## BEGIN Information supplied
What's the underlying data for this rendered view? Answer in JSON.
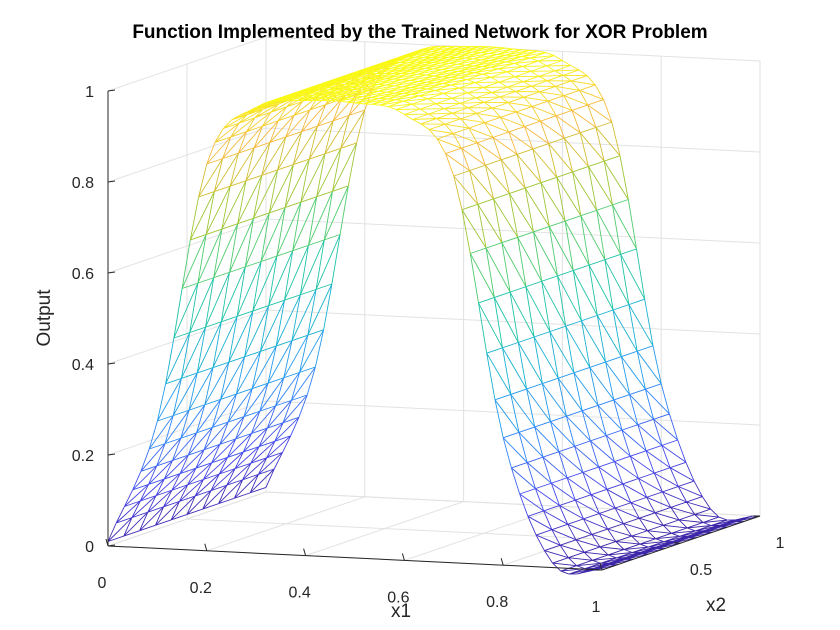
{
  "chart_data": {
    "type": "surface",
    "title": "Function Implemented by the Trained Network for XOR Problem",
    "xlabel": "x1",
    "ylabel": "x2",
    "zlabel": "Output",
    "xlim": [
      0,
      1
    ],
    "ylim": [
      0,
      1
    ],
    "zlim": [
      0,
      1
    ],
    "x_ticks": [
      "0",
      "0.2",
      "0.4",
      "0.6",
      "0.8",
      "1"
    ],
    "y_ticks": [
      "0.5",
      "1"
    ],
    "z_ticks": [
      "0",
      "0.2",
      "0.4",
      "0.6",
      "0.8",
      "1"
    ],
    "grid": true,
    "colormap": "parula",
    "colormap_colors": [
      "#3e26a8",
      "#4746eb",
      "#2f86fa",
      "#1aaadf",
      "#16c1b0",
      "#4ccb6e",
      "#b0c52a",
      "#f5ba3c",
      "#f9fb15"
    ],
    "series": [
      {
        "x": [
          0,
          0.1,
          0.2,
          0.3,
          0.4,
          0.5,
          0.6,
          0.7,
          0.8,
          0.9,
          1.0
        ],
        "z": [
          0.01,
          0.28,
          0.85,
          0.98,
          1.0,
          1.0,
          0.98,
          0.85,
          0.28,
          0.01,
          0.0
        ]
      }
    ]
  }
}
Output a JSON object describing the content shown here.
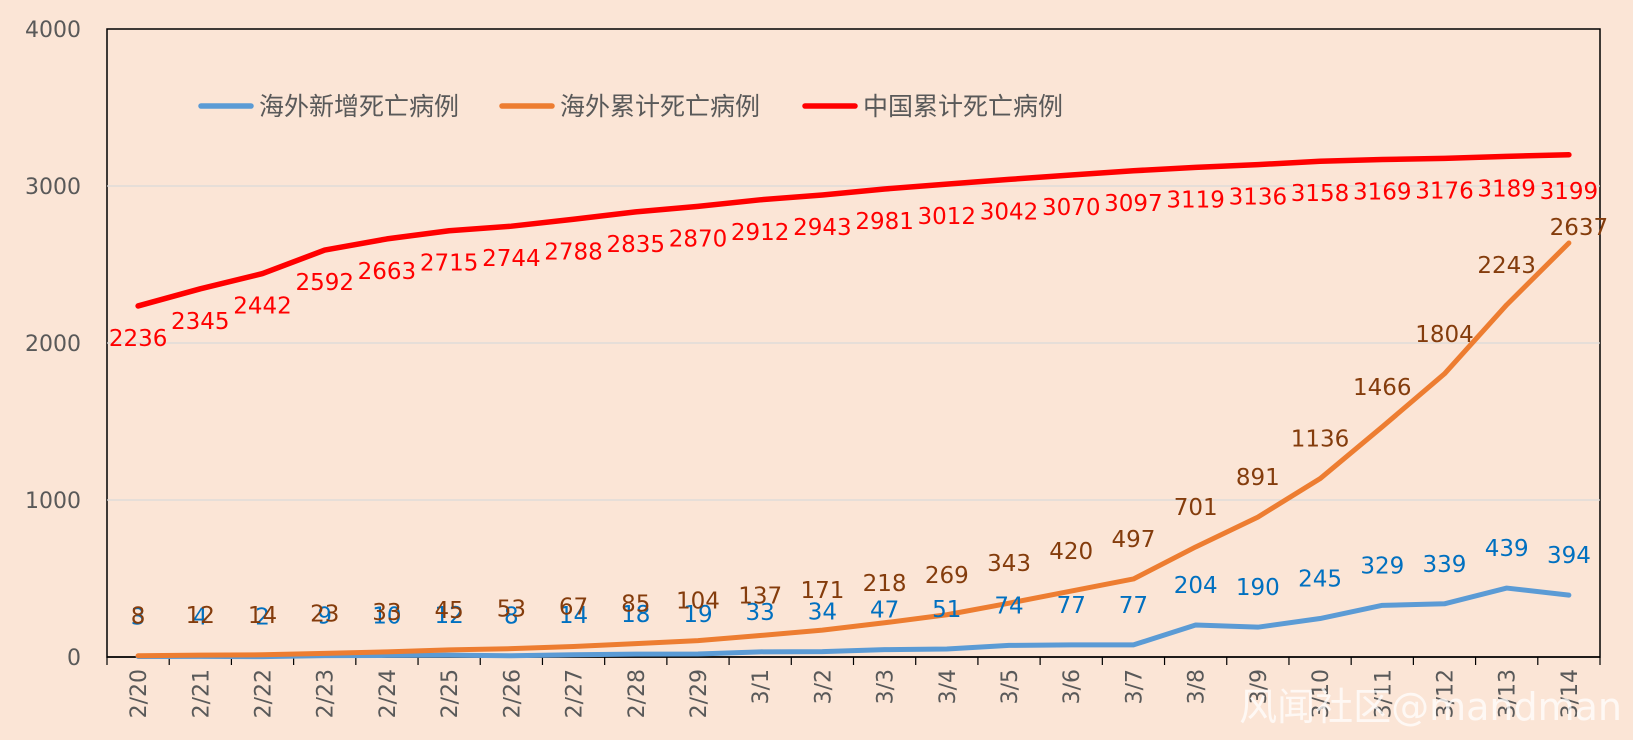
{
  "chart_data": {
    "type": "line",
    "categories": [
      "2/20",
      "2/21",
      "2/22",
      "2/23",
      "2/24",
      "2/25",
      "2/26",
      "2/27",
      "2/28",
      "2/29",
      "3/1",
      "3/2",
      "3/3",
      "3/4",
      "3/5",
      "3/6",
      "3/7",
      "3/8",
      "3/9",
      "3/10",
      "3/11",
      "3/12",
      "3/13",
      "3/14"
    ],
    "ylim": [
      0,
      4000
    ],
    "yticks": [
      "0",
      "1000",
      "2000",
      "3000",
      "4000"
    ],
    "grid": true,
    "legend_position": "top-left",
    "series": [
      {
        "name": "海外新增死亡病例",
        "color": "#5b9bd5",
        "label_color": "#0070c0",
        "values": [
          3,
          4,
          2,
          9,
          10,
          12,
          8,
          14,
          18,
          19,
          33,
          34,
          47,
          51,
          74,
          77,
          77,
          204,
          190,
          245,
          329,
          339,
          439,
          394
        ]
      },
      {
        "name": "海外累计死亡病例",
        "color": "#ed7d31",
        "label_color": "#843c0c",
        "values": [
          8,
          12,
          14,
          23,
          33,
          45,
          53,
          67,
          85,
          104,
          137,
          171,
          218,
          269,
          343,
          420,
          497,
          701,
          891,
          1136,
          1466,
          1804,
          2243,
          2637
        ]
      },
      {
        "name": "中国累计死亡病例",
        "color": "#ff0000",
        "label_color": "#ff0000",
        "values": [
          2236,
          2345,
          2442,
          2592,
          2663,
          2715,
          2744,
          2788,
          2835,
          2870,
          2912,
          2943,
          2981,
          3012,
          3042,
          3070,
          3097,
          3119,
          3136,
          3158,
          3169,
          3176,
          3189,
          3199
        ]
      }
    ]
  },
  "watermark": "风闻社区@mandman"
}
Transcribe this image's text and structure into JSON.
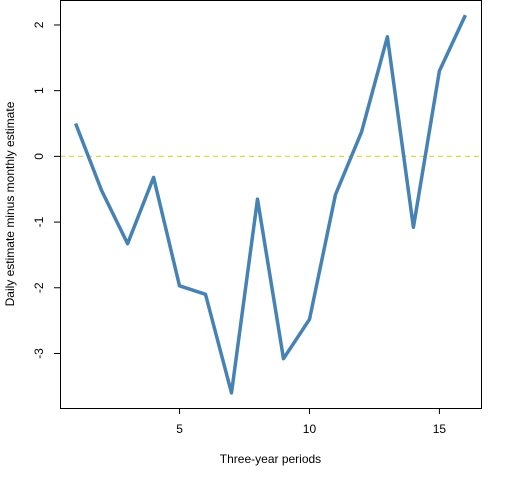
{
  "chart_data": {
    "type": "line",
    "title": "",
    "xlabel": "Three-year periods",
    "ylabel": "Daily estimate minus monthly estimate",
    "xlim": [
      0.4,
      16.6
    ],
    "ylim": [
      -3.83,
      2.38
    ],
    "x_ticks": [
      5,
      10,
      15
    ],
    "y_ticks": [
      -3,
      -2,
      -1,
      0,
      1,
      2
    ],
    "grid": false,
    "legend": "none",
    "series": [
      {
        "x": [
          1,
          2,
          3,
          4,
          5,
          6,
          7,
          8,
          9,
          10,
          11,
          12,
          13,
          14,
          15,
          16
        ],
        "values": [
          0.5,
          -0.52,
          -1.33,
          -0.32,
          -1.97,
          -2.1,
          -3.6,
          -0.65,
          -3.08,
          -2.48,
          -0.58,
          0.37,
          1.82,
          -1.08,
          1.3,
          2.15
        ],
        "color": "#4682b4"
      }
    ],
    "reference_line": {
      "y": 0,
      "color": "#e8d44d",
      "style": "dashed"
    }
  }
}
## END Information supplied
- Request:
Return all lines with the word "Output" in them.

- Exercise solution:
    "zlabel": "Output",
Output a JSON object describing the content shown here.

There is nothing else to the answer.